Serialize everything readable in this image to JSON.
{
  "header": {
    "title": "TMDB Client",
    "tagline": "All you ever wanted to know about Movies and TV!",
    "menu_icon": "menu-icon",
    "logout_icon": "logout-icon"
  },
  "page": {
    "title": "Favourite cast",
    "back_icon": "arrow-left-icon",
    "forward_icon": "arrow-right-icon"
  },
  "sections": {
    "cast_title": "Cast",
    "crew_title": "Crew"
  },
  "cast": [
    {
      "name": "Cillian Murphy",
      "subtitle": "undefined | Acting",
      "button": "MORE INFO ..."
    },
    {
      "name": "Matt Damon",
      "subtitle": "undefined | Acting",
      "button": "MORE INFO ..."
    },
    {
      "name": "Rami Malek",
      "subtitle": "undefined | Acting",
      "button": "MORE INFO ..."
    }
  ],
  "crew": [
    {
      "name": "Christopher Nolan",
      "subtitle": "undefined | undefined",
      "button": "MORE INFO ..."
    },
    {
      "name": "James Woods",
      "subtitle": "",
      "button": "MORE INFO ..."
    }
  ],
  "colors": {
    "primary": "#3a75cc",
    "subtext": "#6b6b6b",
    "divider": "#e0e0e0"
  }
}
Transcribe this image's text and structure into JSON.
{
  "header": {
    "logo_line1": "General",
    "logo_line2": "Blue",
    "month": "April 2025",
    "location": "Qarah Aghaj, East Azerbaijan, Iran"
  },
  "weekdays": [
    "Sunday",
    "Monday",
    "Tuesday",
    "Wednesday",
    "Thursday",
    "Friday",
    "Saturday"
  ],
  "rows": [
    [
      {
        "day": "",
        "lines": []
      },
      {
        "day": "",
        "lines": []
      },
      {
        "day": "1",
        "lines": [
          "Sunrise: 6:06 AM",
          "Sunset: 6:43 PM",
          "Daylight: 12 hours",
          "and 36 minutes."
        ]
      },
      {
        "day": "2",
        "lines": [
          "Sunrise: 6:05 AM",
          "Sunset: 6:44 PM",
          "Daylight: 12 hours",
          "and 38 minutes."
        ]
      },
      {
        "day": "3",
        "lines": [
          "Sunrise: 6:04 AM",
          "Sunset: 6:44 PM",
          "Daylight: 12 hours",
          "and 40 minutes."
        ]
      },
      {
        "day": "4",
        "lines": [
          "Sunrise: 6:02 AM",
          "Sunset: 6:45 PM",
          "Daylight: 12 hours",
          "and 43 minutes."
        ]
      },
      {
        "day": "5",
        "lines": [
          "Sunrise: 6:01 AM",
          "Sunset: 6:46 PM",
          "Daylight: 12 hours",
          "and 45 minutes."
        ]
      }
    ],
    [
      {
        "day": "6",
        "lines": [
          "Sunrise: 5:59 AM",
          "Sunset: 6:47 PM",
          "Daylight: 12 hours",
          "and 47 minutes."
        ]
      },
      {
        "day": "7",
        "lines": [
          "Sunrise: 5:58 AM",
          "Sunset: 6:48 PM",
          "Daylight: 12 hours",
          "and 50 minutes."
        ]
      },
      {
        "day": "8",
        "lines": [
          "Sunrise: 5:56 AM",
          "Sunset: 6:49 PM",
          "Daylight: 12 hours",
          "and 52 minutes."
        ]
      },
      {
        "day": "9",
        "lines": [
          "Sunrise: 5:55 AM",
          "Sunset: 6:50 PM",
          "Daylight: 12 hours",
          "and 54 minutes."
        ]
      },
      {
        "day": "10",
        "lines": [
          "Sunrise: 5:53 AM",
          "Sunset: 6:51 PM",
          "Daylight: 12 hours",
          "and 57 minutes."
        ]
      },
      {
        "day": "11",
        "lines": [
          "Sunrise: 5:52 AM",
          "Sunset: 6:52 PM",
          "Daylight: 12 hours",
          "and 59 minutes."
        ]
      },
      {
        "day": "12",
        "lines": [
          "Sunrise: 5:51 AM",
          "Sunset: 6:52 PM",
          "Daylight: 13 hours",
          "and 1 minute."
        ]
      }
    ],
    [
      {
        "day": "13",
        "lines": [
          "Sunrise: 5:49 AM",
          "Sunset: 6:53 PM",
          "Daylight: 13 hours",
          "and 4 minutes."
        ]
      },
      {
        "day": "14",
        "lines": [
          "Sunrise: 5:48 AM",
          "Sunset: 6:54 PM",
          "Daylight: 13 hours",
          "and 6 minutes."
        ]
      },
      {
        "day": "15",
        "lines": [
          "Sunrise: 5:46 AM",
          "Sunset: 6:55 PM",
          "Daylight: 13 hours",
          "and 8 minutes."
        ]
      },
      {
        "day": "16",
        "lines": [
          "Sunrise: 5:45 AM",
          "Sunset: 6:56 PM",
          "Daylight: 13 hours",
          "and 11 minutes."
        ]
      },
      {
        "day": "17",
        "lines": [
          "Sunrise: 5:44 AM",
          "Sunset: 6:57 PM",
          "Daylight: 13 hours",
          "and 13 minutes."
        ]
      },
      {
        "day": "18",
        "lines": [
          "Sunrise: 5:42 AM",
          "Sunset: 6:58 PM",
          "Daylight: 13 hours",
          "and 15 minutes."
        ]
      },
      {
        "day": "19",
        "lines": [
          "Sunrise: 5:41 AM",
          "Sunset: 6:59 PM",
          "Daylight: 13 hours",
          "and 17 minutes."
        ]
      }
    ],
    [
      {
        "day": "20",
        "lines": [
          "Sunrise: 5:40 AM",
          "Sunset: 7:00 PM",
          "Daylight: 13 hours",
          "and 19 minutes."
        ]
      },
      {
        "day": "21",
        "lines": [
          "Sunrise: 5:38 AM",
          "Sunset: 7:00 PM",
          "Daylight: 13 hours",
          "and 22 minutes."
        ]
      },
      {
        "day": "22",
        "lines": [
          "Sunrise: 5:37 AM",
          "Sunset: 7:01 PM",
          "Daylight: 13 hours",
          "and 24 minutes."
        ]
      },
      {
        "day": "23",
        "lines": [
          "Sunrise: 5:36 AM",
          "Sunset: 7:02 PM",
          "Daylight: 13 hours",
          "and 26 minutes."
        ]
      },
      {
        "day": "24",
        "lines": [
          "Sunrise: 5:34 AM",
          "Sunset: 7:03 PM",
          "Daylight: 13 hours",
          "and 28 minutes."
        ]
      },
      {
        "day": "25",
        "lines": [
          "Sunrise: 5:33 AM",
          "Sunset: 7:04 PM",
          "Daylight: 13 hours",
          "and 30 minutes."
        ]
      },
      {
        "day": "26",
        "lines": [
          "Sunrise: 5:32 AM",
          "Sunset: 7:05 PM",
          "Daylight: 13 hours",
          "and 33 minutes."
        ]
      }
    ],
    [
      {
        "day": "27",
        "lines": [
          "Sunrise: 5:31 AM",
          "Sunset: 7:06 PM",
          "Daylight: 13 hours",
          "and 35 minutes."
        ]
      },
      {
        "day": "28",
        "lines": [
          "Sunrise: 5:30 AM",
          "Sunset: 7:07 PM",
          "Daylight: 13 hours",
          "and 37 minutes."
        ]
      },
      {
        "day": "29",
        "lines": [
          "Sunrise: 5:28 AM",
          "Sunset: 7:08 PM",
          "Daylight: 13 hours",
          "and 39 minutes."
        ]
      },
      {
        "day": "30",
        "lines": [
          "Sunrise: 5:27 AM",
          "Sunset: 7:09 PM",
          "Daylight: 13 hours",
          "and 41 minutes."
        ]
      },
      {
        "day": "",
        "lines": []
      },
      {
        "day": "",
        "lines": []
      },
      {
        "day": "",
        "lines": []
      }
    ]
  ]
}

- - - - -

#### EXERCISE TASK
Set down the material above again, word for word.

#### EXERCISE RESULT
Serialize everything readable in this image to JSON.
{
  "header": {
    "title": "TMDB Client",
    "tagline": "All you ever wanted to know about Movies and TV!",
    "menu_icon": "menu-icon",
    "logout_icon": "logout-icon"
  },
  "page": {
    "title": "Favourite cast",
    "back_icon": "arrow-left-icon",
    "forward_icon": "arrow-right-icon"
  },
  "sections": {
    "cast_title": "Cast",
    "crew_title": "Crew"
  },
  "cast": [
    {
      "name": "Cillian Murphy",
      "subtitle": "undefined | Acting",
      "button": "MORE INFO ..."
    },
    {
      "name": "Matt Damon",
      "subtitle": "undefined | Acting",
      "button": "MORE INFO ..."
    },
    {
      "name": "Rami Malek",
      "subtitle": "undefined | Acting",
      "button": "MORE INFO ..."
    }
  ],
  "crew": [
    {
      "name": "Christopher Nolan",
      "subtitle": "undefined | undefined",
      "button": "MORE INFO ..."
    },
    {
      "name": "James Woods",
      "subtitle": "",
      "button": "MORE INFO ..."
    }
  ],
  "colors": {
    "primary": "#3a75cc",
    "subtext": "#6b6b6b",
    "divider": "#e0e0e0"
  }
}
Transcribe this image's text and structure into JSON.
{
  "header": {
    "logo_line1": "General",
    "logo_line2": "Blue",
    "month": "April 2025",
    "location": "Qarah Aghaj, East Azerbaijan, Iran"
  },
  "weekdays": [
    "Sunday",
    "Monday",
    "Tuesday",
    "Wednesday",
    "Thursday",
    "Friday",
    "Saturday"
  ],
  "rows": [
    [
      {
        "day": "",
        "lines": []
      },
      {
        "day": "",
        "lines": []
      },
      {
        "day": "1",
        "lines": [
          "Sunrise: 6:06 AM",
          "Sunset: 6:43 PM",
          "Daylight: 12 hours",
          "and 36 minutes."
        ]
      },
      {
        "day": "2",
        "lines": [
          "Sunrise: 6:05 AM",
          "Sunset: 6:44 PM",
          "Daylight: 12 hours",
          "and 38 minutes."
        ]
      },
      {
        "day": "3",
        "lines": [
          "Sunrise: 6:04 AM",
          "Sunset: 6:44 PM",
          "Daylight: 12 hours",
          "and 40 minutes."
        ]
      },
      {
        "day": "4",
        "lines": [
          "Sunrise: 6:02 AM",
          "Sunset: 6:45 PM",
          "Daylight: 12 hours",
          "and 43 minutes."
        ]
      },
      {
        "day": "5",
        "lines": [
          "Sunrise: 6:01 AM",
          "Sunset: 6:46 PM",
          "Daylight: 12 hours",
          "and 45 minutes."
        ]
      }
    ],
    [
      {
        "day": "6",
        "lines": [
          "Sunrise: 5:59 AM",
          "Sunset: 6:47 PM",
          "Daylight: 12 hours",
          "and 47 minutes."
        ]
      },
      {
        "day": "7",
        "lines": [
          "Sunrise: 5:58 AM",
          "Sunset: 6:48 PM",
          "Daylight: 12 hours",
          "and 50 minutes."
        ]
      },
      {
        "day": "8",
        "lines": [
          "Sunrise: 5:56 AM",
          "Sunset: 6:49 PM",
          "Daylight: 12 hours",
          "and 52 minutes."
        ]
      },
      {
        "day": "9",
        "lines": [
          "Sunrise: 5:55 AM",
          "Sunset: 6:50 PM",
          "Daylight: 12 hours",
          "and 54 minutes."
        ]
      },
      {
        "day": "10",
        "lines": [
          "Sunrise: 5:53 AM",
          "Sunset: 6:51 PM",
          "Daylight: 12 hours",
          "and 57 minutes."
        ]
      },
      {
        "day": "11",
        "lines": [
          "Sunrise: 5:52 AM",
          "Sunset: 6:52 PM",
          "Daylight: 12 hours",
          "and 59 minutes."
        ]
      },
      {
        "day": "12",
        "lines": [
          "Sunrise: 5:51 AM",
          "Sunset: 6:52 PM",
          "Daylight: 13 hours",
          "and 1 minute."
        ]
      }
    ],
    [
      {
        "day": "13",
        "lines": [
          "Sunrise: 5:49 AM",
          "Sunset: 6:53 PM",
          "Daylight: 13 hours",
          "and 4 minutes."
        ]
      },
      {
        "day": "14",
        "lines": [
          "Sunrise: 5:48 AM",
          "Sunset: 6:54 PM",
          "Daylight: 13 hours",
          "and 6 minutes."
        ]
      },
      {
        "day": "15",
        "lines": [
          "Sunrise: 5:46 AM",
          "Sunset: 6:55 PM",
          "Daylight: 13 hours",
          "and 8 minutes."
        ]
      },
      {
        "day": "16",
        "lines": [
          "Sunrise: 5:45 AM",
          "Sunset: 6:56 PM",
          "Daylight: 13 hours",
          "and 11 minutes."
        ]
      },
      {
        "day": "17",
        "lines": [
          "Sunrise: 5:44 AM",
          "Sunset: 6:57 PM",
          "Daylight: 13 hours",
          "and 13 minutes."
        ]
      },
      {
        "day": "18",
        "lines": [
          "Sunrise: 5:42 AM",
          "Sunset: 6:58 PM",
          "Daylight: 13 hours",
          "and 15 minutes."
        ]
      },
      {
        "day": "19",
        "lines": [
          "Sunrise: 5:41 AM",
          "Sunset: 6:59 PM",
          "Daylight: 13 hours",
          "and 17 minutes."
        ]
      }
    ],
    [
      {
        "day": "20",
        "lines": [
          "Sunrise: 5:40 AM",
          "Sunset: 7:00 PM",
          "Daylight: 13 hours",
          "and 19 minutes."
        ]
      },
      {
        "day": "21",
        "lines": [
          "Sunrise: 5:38 AM",
          "Sunset: 7:00 PM",
          "Daylight: 13 hours",
          "and 22 minutes."
        ]
      },
      {
        "day": "22",
        "lines": [
          "Sunrise: 5:37 AM",
          "Sunset: 7:01 PM",
          "Daylight: 13 hours",
          "and 24 minutes."
        ]
      },
      {
        "day": "23",
        "lines": [
          "Sunrise: 5:36 AM",
          "Sunset: 7:02 PM",
          "Daylight: 13 hours",
          "and 26 minutes."
        ]
      },
      {
        "day": "24",
        "lines": [
          "Sunrise: 5:34 AM",
          "Sunset: 7:03 PM",
          "Daylight: 13 hours",
          "and 28 minutes."
        ]
      },
      {
        "day": "25",
        "lines": [
          "Sunrise: 5:33 AM",
          "Sunset: 7:04 PM",
          "Daylight: 13 hours",
          "and 30 minutes."
        ]
      },
      {
        "day": "26",
        "lines": [
          "Sunrise: 5:32 AM",
          "Sunset: 7:05 PM",
          "Daylight: 13 hours",
          "and 33 minutes."
        ]
      }
    ],
    [
      {
        "day": "27",
        "lines": [
          "Sunrise: 5:31 AM",
          "Sunset: 7:06 PM",
          "Daylight: 13 hours",
          "and 35 minutes."
        ]
      },
      {
        "day": "28",
        "lines": [
          "Sunrise: 5:30 AM",
          "Sunset: 7:07 PM",
          "Daylight: 13 hours",
          "and 37 minutes."
        ]
      },
      {
        "day": "29",
        "lines": [
          "Sunrise: 5:28 AM",
          "Sunset: 7:08 PM",
          "Daylight: 13 hours",
          "and 39 minutes."
        ]
      },
      {
        "day": "30",
        "lines": [
          "Sunrise: 5:27 AM",
          "Sunset: 7:09 PM",
          "Daylight: 13 hours",
          "and 41 minutes."
        ]
      },
      {
        "day": "",
        "lines": []
      },
      {
        "day": "",
        "lines": []
      },
      {
        "day": "",
        "lines": []
      }
    ]
  ]
}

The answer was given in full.